In the records that follow, locate every line with "Saluzki" and extract it.

** Start Records supplied **

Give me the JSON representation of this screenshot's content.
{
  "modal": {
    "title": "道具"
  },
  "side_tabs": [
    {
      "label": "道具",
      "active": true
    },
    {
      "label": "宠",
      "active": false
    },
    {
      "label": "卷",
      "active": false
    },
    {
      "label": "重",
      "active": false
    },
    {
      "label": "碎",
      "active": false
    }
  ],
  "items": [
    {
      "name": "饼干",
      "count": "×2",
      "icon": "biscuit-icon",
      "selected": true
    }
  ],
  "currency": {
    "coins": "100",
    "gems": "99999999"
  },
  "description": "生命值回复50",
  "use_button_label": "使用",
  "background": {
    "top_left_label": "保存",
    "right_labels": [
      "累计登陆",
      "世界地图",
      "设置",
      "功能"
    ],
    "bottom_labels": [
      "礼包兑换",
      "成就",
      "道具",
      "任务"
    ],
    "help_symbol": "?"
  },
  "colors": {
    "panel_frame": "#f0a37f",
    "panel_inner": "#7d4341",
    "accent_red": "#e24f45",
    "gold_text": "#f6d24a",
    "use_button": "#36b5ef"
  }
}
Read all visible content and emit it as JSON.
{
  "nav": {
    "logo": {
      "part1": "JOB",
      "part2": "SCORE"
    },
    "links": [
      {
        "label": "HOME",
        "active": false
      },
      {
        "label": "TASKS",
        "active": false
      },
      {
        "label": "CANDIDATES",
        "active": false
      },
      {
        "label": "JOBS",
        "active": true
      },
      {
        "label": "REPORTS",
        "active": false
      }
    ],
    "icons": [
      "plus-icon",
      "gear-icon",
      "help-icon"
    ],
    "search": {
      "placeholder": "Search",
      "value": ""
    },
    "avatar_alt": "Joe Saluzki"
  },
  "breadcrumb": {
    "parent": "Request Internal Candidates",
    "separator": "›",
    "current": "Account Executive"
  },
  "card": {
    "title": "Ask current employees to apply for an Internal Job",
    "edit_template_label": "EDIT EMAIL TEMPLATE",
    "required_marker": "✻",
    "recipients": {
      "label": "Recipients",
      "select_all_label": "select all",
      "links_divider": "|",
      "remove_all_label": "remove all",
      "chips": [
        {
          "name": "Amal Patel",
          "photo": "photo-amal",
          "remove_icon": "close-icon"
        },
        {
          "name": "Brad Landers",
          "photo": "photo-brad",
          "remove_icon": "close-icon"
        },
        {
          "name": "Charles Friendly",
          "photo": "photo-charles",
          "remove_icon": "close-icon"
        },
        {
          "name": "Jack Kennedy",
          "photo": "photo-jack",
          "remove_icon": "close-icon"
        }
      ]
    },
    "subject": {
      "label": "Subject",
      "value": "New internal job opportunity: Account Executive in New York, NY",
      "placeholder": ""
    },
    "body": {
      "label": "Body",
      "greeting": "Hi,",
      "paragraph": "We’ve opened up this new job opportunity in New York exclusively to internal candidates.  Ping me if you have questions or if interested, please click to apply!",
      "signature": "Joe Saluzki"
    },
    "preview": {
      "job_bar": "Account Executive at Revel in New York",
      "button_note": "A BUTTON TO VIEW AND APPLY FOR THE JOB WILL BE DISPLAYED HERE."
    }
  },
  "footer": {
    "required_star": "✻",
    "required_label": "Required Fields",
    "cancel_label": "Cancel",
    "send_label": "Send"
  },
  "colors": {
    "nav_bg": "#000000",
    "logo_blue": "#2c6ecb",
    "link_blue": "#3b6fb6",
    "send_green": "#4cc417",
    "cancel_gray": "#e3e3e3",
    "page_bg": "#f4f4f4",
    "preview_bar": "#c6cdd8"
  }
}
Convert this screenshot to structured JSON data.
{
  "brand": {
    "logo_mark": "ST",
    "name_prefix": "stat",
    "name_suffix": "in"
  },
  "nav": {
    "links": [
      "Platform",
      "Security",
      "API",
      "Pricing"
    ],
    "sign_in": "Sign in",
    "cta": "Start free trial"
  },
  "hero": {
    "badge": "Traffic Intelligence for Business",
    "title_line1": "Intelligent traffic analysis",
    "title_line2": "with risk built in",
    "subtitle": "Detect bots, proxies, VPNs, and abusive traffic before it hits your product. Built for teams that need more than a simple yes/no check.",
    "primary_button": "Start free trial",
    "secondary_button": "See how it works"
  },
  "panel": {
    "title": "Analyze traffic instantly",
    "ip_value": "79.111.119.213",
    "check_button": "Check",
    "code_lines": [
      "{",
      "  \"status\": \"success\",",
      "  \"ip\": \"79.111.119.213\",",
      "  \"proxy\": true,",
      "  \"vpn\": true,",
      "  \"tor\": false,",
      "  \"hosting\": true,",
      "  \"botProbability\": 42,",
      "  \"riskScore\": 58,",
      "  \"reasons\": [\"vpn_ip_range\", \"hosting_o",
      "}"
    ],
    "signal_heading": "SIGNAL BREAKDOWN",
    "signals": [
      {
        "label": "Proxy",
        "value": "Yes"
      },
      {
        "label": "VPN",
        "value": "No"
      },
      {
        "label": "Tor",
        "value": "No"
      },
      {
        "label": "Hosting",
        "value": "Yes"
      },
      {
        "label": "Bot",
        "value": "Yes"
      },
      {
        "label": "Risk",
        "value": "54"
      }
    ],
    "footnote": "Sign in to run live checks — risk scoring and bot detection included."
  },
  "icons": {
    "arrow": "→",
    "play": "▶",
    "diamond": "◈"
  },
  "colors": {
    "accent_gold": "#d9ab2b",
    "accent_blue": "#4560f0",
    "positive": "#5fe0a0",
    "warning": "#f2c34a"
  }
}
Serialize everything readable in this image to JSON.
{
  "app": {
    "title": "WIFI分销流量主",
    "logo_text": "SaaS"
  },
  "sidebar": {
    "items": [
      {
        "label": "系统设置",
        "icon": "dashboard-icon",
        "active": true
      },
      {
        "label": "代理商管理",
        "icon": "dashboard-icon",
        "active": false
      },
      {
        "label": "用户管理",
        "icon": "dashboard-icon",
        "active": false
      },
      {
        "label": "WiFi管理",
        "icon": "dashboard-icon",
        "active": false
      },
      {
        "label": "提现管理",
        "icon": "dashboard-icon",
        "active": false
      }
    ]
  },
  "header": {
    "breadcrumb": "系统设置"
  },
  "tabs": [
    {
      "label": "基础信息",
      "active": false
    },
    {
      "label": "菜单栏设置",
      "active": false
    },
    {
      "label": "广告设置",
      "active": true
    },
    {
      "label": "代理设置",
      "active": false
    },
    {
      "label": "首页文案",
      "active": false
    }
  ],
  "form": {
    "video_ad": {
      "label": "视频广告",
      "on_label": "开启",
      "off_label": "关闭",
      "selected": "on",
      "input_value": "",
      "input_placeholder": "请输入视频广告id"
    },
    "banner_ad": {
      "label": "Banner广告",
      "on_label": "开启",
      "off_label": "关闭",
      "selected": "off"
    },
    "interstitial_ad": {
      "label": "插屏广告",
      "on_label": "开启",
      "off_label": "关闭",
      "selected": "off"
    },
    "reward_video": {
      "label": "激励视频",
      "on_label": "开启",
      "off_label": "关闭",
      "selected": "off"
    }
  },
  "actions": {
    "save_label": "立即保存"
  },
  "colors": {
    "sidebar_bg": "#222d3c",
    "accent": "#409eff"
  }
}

** End Records supplied **

Exercise result:
    "avatar_alt": "Joe Saluzki"
      "signature": "Joe Saluzki"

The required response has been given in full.